── The data

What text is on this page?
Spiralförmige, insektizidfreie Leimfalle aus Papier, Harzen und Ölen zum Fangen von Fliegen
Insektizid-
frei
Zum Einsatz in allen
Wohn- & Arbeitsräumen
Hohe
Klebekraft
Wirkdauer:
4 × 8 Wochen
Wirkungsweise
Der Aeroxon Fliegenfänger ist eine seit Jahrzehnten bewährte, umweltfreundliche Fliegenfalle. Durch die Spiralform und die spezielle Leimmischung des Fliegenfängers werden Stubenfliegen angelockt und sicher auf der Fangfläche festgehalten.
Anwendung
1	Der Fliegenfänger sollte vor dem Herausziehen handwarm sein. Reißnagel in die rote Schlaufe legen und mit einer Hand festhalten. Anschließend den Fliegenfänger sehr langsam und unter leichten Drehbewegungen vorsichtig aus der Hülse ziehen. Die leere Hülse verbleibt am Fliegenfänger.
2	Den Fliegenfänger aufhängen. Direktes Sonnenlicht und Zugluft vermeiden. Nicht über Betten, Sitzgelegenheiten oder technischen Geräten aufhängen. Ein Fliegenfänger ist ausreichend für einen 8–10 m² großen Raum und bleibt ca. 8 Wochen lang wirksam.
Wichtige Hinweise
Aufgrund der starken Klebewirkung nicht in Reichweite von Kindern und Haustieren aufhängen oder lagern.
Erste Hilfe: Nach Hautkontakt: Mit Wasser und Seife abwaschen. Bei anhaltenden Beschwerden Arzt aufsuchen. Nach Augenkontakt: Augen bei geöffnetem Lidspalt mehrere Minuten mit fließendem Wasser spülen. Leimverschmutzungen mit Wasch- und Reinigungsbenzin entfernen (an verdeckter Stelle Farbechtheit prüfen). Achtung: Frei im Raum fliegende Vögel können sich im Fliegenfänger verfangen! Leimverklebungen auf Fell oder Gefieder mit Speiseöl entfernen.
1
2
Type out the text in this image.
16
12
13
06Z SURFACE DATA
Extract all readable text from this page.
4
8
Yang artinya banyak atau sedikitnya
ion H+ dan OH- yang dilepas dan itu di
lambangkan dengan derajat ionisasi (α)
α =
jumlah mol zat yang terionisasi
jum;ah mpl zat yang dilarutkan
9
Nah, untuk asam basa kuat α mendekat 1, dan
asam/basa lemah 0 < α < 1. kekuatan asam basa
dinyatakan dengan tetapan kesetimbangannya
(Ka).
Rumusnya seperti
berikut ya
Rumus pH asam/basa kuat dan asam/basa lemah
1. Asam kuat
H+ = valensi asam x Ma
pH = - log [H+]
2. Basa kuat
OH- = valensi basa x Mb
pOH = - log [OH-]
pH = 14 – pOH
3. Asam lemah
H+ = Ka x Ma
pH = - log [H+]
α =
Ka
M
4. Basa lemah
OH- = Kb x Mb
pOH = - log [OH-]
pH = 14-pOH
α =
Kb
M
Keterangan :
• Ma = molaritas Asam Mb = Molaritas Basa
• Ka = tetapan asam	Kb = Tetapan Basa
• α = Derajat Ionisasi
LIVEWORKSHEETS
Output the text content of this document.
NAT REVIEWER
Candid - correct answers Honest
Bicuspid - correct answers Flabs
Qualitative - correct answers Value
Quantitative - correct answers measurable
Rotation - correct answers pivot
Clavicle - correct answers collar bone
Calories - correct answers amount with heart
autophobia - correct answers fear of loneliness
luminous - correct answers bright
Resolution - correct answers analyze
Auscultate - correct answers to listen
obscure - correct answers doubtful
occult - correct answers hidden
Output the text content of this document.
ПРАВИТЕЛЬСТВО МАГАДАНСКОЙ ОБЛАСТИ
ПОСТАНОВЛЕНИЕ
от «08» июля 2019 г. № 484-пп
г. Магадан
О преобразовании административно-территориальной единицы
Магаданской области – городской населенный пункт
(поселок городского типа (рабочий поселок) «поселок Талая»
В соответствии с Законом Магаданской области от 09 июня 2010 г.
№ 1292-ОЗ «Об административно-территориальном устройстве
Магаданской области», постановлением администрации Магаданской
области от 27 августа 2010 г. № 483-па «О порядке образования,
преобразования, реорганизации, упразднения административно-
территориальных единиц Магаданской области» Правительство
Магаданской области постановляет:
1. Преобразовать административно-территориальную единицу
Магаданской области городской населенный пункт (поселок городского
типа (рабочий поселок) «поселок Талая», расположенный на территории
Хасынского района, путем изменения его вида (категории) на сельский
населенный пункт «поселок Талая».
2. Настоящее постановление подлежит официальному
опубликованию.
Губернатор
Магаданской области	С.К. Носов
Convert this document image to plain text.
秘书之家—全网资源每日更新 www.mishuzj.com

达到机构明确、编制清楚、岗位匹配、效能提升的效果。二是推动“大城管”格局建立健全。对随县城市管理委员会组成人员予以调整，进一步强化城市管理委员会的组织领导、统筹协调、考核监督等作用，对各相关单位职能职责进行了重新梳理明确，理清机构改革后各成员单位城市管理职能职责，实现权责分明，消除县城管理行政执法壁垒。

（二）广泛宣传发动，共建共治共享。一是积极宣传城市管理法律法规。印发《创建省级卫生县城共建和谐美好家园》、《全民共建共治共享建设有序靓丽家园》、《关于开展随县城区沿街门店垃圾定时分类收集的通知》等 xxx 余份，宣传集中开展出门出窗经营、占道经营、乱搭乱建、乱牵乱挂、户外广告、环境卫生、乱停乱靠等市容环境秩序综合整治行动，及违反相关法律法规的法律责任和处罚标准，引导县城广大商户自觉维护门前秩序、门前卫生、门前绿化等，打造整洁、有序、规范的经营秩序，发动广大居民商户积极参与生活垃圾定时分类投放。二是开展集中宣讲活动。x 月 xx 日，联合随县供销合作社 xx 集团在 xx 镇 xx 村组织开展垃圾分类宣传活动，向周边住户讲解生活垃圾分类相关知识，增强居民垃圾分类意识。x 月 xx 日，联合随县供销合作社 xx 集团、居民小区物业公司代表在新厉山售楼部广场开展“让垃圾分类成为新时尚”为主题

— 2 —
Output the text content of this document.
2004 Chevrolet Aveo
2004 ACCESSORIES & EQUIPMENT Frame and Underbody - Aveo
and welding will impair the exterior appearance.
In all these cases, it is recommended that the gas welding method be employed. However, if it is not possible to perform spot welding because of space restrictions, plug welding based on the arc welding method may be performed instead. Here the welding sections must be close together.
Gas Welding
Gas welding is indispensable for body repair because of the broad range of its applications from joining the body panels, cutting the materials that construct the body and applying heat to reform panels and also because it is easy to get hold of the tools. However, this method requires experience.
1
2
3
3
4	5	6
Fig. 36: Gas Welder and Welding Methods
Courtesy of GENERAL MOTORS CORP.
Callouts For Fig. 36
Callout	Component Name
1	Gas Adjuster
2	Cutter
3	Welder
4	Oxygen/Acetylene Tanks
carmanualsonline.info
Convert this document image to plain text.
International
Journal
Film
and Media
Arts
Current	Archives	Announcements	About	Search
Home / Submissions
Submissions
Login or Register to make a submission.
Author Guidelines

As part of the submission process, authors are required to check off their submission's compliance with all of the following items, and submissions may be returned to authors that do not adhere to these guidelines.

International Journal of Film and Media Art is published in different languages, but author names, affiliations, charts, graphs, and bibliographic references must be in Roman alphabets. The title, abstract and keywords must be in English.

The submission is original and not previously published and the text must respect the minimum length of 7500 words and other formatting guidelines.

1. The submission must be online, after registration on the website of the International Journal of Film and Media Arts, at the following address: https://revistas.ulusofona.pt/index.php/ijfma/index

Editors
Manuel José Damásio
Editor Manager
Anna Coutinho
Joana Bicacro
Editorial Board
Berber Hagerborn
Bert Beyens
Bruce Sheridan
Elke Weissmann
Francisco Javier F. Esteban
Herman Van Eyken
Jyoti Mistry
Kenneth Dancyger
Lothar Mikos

────

Set down all of the records shown above once more, exactly.

• [Finished exercise]:
What text is on this page?
Spiralförmige, insektizidfreie Leimfalle aus Papier, Harzen und Ölen zum Fangen von Fliegen
Insektizid-
frei
Zum Einsatz in allen
Wohn- & Arbeitsräumen
Hohe
Klebekraft
Wirkdauer:
4 × 8 Wochen
Wirkungsweise
Der Aeroxon Fliegenfänger ist eine seit Jahrzehnten bewährte, umweltfreundliche Fliegenfalle. Durch die Spiralform und die spezielle Leimmischung des Fliegenfängers werden Stubenfliegen angelockt und sicher auf der Fangfläche festgehalten.
Anwendung
1	Der Fliegenfänger sollte vor dem Herausziehen handwarm sein. Reißnagel in die rote Schlaufe legen und mit einer Hand festhalten. Anschließend den Fliegenfänger sehr langsam und unter leichten Drehbewegungen vorsichtig aus der Hülse ziehen. Die leere Hülse verbleibt am Fliegenfänger.
2	Den Fliegenfänger aufhängen. Direktes Sonnenlicht und Zugluft vermeiden. Nicht über Betten, Sitzgelegenheiten oder technischen Geräten aufhängen. Ein Fliegenfänger ist ausreichend für einen 8–10 m² großen Raum und bleibt ca. 8 Wochen lang wirksam.
Wichtige Hinweise
Aufgrund der starken Klebewirkung nicht in Reichweite von Kindern und Haustieren aufhängen oder lagern.
Erste Hilfe: Nach Hautkontakt: Mit Wasser und Seife abwaschen. Bei anhaltenden Beschwerden Arzt aufsuchen. Nach Augenkontakt: Augen bei geöffnetem Lidspalt mehrere Minuten mit fließendem Wasser spülen. Leimverschmutzungen mit Wasch- und Reinigungsbenzin entfernen (an verdeckter Stelle Farbechtheit prüfen). Achtung: Frei im Raum fliegende Vögel können sich im Fliegenfänger verfangen! Leimverklebungen auf Fell oder Gefieder mit Speiseöl entfernen.
1
2
Type out the text in this image.
16
12
13
06Z SURFACE DATA
Extract all readable text from this page.
4
8
Yang artinya banyak atau sedikitnya
ion H+ dan OH- yang dilepas dan itu di
lambangkan dengan derajat ionisasi (α)
α =
jumlah mol zat yang terionisasi
jum;ah mpl zat yang dilarutkan
9
Nah, untuk asam basa kuat α mendekat 1, dan
asam/basa lemah 0 < α < 1. kekuatan asam basa
dinyatakan dengan tetapan kesetimbangannya
(Ka).
Rumusnya seperti
berikut ya
Rumus pH asam/basa kuat dan asam/basa lemah
1. Asam kuat
H+ = valensi asam x Ma
pH = - log [H+]
2. Basa kuat
OH- = valensi basa x Mb
pOH = - log [OH-]
pH = 14 – pOH
3. Asam lemah
H+ = Ka x Ma
pH = - log [H+]
α =
Ka
M
4. Basa lemah
OH- = Kb x Mb
pOH = - log [OH-]
pH = 14-pOH
α =
Kb
M
Keterangan :
• Ma = molaritas Asam Mb = Molaritas Basa
• Ka = tetapan asam	Kb = Tetapan Basa
• α = Derajat Ionisasi
LIVEWORKSHEETS
Output the text content of this document.
NAT REVIEWER
Candid - correct answers Honest
Bicuspid - correct answers Flabs
Qualitative - correct answers Value
Quantitative - correct answers measurable
Rotation - correct answers pivot
Clavicle - correct answers collar bone
Calories - correct answers amount with heart
autophobia - correct answers fear of loneliness
luminous - correct answers bright
Resolution - correct answers analyze
Auscultate - correct answers to listen
obscure - correct answers doubtful
occult - correct answers hidden
Output the text content of this document.
ПРАВИТЕЛЬСТВО МАГАДАНСКОЙ ОБЛАСТИ
ПОСТАНОВЛЕНИЕ
от «08» июля 2019 г. № 484-пп
г. Магадан
О преобразовании административно-территориальной единицы
Магаданской области – городской населенный пункт
(поселок городского типа (рабочий поселок) «поселок Талая»
В соответствии с Законом Магаданской области от 09 июня 2010 г.
№ 1292-ОЗ «Об административно-территориальном устройстве
Магаданской области», постановлением администрации Магаданской
области от 27 августа 2010 г. № 483-па «О порядке образования,
преобразования, реорганизации, упразднения административно-
территориальных единиц Магаданской области» Правительство
Магаданской области постановляет:
1. Преобразовать административно-территориальную единицу
Магаданской области городской населенный пункт (поселок городского
типа (рабочий поселок) «поселок Талая», расположенный на территории
Хасынского района, путем изменения его вида (категории) на сельский
населенный пункт «поселок Талая».
2. Настоящее постановление подлежит официальному
опубликованию.
Губернатор
Магаданской области	С.К. Носов
Convert this document image to plain text.
秘书之家—全网资源每日更新 www.mishuzj.com

达到机构明确、编制清楚、岗位匹配、效能提升的效果。二是推动“大城管”格局建立健全。对随县城市管理委员会组成人员予以调整，进一步强化城市管理委员会的组织领导、统筹协调、考核监督等作用，对各相关单位职能职责进行了重新梳理明确，理清机构改革后各成员单位城市管理职能职责，实现权责分明，消除县城管理行政执法壁垒。

（二）广泛宣传发动，共建共治共享。一是积极宣传城市管理法律法规。印发《创建省级卫生县城共建和谐美好家园》、《全民共建共治共享建设有序靓丽家园》、《关于开展随县城区沿街门店垃圾定时分类收集的通知》等 xxx 余份，宣传集中开展出门出窗经营、占道经营、乱搭乱建、乱牵乱挂、户外广告、环境卫生、乱停乱靠等市容环境秩序综合整治行动，及违反相关法律法规的法律责任和处罚标准，引导县城广大商户自觉维护门前秩序、门前卫生、门前绿化等，打造整洁、有序、规范的经营秩序，发动广大居民商户积极参与生活垃圾定时分类投放。二是开展集中宣讲活动。x 月 xx 日，联合随县供销合作社 xx 集团在 xx 镇 xx 村组织开展垃圾分类宣传活动，向周边住户讲解生活垃圾分类相关知识，增强居民垃圾分类意识。x 月 xx 日，联合随县供销合作社 xx 集团、居民小区物业公司代表在新厉山售楼部广场开展“让垃圾分类成为新时尚”为主题

— 2 —
Output the text content of this document.
2004 Chevrolet Aveo
2004 ACCESSORIES & EQUIPMENT Frame and Underbody - Aveo
and welding will impair the exterior appearance.
In all these cases, it is recommended that the gas welding method be employed. However, if it is not possible to perform spot welding because of space restrictions, plug welding based on the arc welding method may be performed instead. Here the welding sections must be close together.
Gas Welding
Gas welding is indispensable for body repair because of the broad range of its applications from joining the body panels, cutting the materials that construct the body and applying heat to reform panels and also because it is easy to get hold of the tools. However, this method requires experience.
1
2
3
3
4	5	6
Fig. 36: Gas Welder and Welding Methods
Courtesy of GENERAL MOTORS CORP.
Callouts For Fig. 36
Callout	Component Name
1	Gas Adjuster
2	Cutter
3	Welder
4	Oxygen/Acetylene Tanks
carmanualsonline.info
Convert this document image to plain text.
International
Journal
Film
and Media
Arts
Current	Archives	Announcements	About	Search
Home / Submissions
Submissions
Login or Register to make a submission.
Author Guidelines

As part of the submission process, authors are required to check off their submission's compliance with all of the following items, and submissions may be returned to authors that do not adhere to these guidelines.

International Journal of Film and Media Art is published in different languages, but author names, affiliations, charts, graphs, and bibliographic references must be in Roman alphabets. The title, abstract and keywords must be in English.

The submission is original and not previously published and the text must respect the minimum length of 7500 words and other formatting guidelines.

1. The submission must be online, after registration on the website of the International Journal of Film and Media Arts, at the following address: https://revistas.ulusofona.pt/index.php/ijfma/index

Editors
Manuel José Damásio
Editor Manager
Anna Coutinho
Joana Bicacro
Editorial Board
Berber Hagerborn
Bert Beyens
Bruce Sheridan
Elke Weissmann
Francisco Javier F. Esteban
Herman Van Eyken
Jyoti Mistry
Kenneth Dancyger
Lothar Mikos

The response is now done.